━━ Data records ━━

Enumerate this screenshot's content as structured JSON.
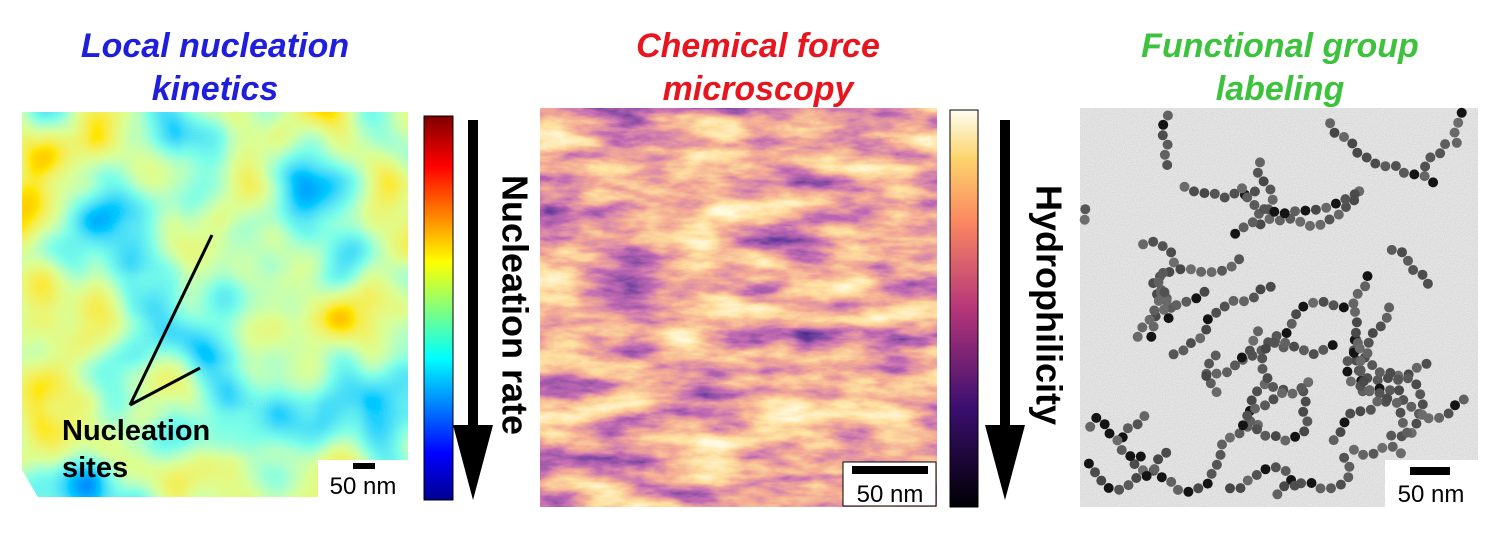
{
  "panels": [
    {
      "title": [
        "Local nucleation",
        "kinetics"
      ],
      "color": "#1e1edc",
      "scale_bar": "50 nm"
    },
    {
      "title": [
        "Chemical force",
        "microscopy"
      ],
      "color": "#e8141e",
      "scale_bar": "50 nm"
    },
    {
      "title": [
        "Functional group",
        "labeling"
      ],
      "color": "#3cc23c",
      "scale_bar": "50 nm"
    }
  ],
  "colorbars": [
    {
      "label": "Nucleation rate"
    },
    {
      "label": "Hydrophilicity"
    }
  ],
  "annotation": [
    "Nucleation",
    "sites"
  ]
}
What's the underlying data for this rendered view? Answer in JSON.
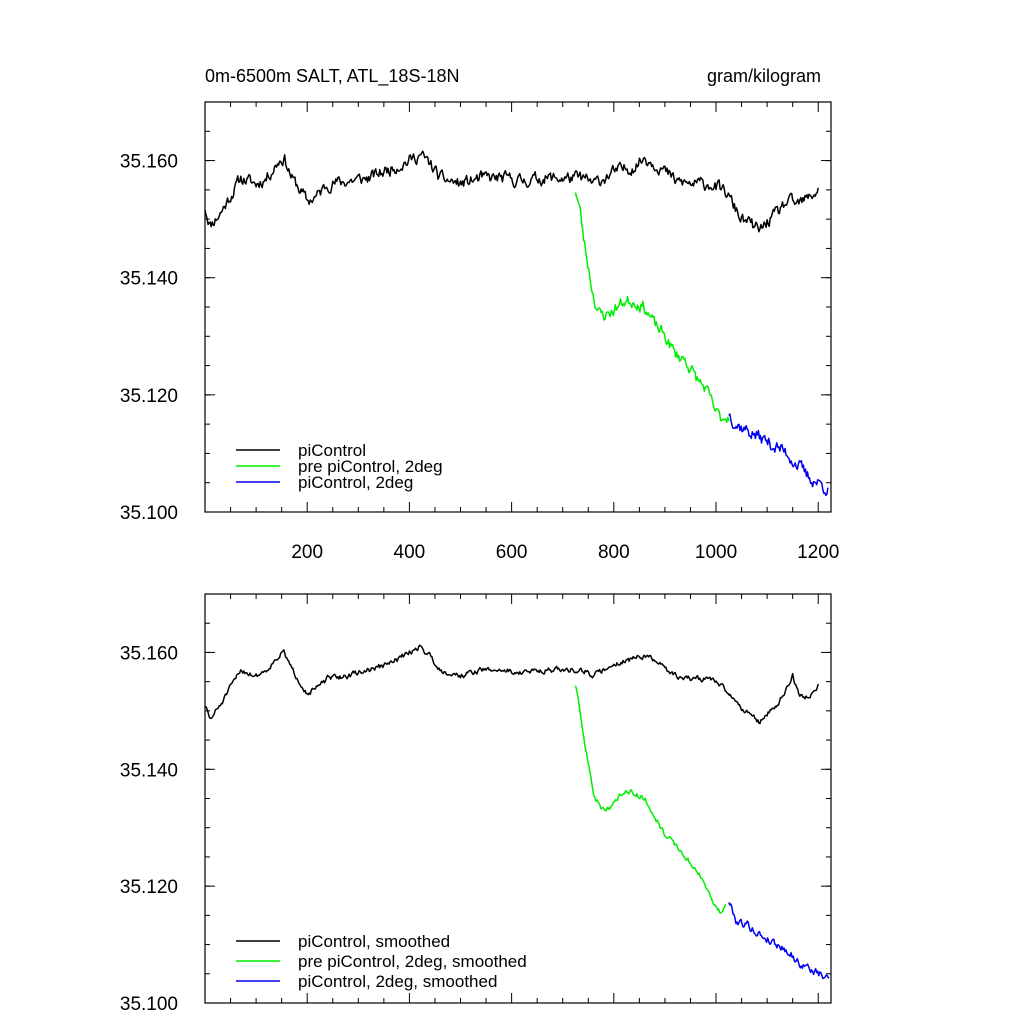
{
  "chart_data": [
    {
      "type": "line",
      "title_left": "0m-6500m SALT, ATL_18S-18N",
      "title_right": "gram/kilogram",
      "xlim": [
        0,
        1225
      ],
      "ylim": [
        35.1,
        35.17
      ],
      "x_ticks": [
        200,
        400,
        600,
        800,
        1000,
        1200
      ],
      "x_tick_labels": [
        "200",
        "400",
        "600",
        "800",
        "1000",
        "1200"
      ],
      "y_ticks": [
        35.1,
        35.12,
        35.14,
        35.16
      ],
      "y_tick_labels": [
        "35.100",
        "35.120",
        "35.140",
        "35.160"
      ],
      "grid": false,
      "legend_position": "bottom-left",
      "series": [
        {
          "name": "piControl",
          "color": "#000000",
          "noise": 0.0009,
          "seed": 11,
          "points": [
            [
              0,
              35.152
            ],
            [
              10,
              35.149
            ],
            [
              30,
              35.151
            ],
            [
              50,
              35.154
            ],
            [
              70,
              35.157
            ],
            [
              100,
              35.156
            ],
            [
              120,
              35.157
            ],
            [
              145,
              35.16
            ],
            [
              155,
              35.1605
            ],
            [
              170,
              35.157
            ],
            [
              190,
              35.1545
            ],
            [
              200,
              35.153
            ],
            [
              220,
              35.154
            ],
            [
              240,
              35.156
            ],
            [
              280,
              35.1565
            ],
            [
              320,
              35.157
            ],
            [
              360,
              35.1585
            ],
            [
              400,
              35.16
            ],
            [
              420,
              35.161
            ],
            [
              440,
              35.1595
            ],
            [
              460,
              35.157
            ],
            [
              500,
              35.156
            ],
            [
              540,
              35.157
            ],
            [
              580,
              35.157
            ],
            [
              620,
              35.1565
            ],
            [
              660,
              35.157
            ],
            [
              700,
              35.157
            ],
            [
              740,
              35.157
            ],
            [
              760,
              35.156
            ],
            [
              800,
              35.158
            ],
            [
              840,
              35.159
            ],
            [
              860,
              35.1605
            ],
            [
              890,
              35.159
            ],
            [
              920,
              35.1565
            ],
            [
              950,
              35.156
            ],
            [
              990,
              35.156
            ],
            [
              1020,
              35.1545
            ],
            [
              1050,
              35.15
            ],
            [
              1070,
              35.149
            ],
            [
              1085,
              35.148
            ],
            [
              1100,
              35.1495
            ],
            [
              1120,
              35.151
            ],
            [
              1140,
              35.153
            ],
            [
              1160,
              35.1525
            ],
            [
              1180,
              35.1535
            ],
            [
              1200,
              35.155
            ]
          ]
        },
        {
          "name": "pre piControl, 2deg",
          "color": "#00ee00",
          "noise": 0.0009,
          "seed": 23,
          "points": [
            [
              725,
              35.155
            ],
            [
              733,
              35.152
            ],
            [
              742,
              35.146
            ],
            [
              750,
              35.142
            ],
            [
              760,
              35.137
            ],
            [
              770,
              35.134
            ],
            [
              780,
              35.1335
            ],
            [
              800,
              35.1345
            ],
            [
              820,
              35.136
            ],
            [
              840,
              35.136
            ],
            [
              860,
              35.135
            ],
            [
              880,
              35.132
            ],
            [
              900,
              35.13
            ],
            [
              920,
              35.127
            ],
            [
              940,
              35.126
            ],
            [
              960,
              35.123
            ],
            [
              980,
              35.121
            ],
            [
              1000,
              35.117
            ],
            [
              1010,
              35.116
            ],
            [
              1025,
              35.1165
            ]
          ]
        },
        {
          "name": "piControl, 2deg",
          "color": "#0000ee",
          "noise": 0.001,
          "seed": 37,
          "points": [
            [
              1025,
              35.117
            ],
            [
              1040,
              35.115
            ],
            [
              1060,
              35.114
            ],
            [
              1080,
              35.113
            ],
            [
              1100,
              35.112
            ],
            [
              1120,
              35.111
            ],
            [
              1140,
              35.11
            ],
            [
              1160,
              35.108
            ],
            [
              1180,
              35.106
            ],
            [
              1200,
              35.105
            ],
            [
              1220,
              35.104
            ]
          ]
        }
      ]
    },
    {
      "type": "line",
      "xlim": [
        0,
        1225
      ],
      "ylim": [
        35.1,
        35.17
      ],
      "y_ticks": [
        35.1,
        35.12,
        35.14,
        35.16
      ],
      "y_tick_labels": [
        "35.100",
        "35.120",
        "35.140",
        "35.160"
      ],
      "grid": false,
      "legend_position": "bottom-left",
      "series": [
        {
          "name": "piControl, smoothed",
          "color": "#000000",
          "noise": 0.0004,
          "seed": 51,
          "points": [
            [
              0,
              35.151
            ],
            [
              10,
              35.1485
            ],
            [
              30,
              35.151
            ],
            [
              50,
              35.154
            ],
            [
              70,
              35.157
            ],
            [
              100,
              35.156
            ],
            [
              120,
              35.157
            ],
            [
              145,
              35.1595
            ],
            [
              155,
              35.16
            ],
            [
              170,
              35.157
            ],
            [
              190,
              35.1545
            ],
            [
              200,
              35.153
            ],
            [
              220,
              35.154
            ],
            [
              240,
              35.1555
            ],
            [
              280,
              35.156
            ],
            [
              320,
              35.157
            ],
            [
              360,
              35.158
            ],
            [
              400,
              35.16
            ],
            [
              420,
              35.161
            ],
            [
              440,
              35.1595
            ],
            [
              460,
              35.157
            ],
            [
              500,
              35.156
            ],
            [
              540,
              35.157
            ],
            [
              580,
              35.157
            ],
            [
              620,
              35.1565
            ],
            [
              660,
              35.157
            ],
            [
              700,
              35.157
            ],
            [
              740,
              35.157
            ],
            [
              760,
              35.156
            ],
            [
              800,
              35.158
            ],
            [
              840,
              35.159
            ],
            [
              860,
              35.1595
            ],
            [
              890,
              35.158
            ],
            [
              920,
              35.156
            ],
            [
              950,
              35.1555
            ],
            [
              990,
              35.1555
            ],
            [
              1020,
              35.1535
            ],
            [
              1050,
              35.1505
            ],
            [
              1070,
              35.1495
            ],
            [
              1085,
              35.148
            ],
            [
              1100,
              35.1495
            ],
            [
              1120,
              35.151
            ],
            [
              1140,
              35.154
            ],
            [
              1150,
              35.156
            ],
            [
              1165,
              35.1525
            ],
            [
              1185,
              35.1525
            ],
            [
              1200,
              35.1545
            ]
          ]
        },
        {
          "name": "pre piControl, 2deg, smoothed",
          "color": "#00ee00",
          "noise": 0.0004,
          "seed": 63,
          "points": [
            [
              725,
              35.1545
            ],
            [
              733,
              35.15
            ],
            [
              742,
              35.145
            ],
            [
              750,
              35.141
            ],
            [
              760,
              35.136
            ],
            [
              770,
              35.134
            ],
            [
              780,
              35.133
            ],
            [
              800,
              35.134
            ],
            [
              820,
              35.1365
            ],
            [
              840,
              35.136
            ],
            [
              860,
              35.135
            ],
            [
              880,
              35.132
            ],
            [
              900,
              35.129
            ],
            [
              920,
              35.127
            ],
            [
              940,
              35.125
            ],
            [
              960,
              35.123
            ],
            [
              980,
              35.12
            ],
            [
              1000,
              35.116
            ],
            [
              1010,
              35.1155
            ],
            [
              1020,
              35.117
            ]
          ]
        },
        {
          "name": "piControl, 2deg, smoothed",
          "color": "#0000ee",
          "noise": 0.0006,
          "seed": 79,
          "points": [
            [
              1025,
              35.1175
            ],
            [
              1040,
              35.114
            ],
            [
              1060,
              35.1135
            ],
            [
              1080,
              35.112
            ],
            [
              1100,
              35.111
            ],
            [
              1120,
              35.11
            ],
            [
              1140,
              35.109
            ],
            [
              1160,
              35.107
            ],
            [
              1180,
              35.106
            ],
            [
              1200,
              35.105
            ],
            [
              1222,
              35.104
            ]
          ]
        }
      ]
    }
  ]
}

━━━

## What you need to do:
Return all lines with the word "seed" in them.

## The answer:
          "seed": 11,
          "seed": 23,
          "seed": 37,
          "seed": 51,
          "seed": 63,
          "seed": 79,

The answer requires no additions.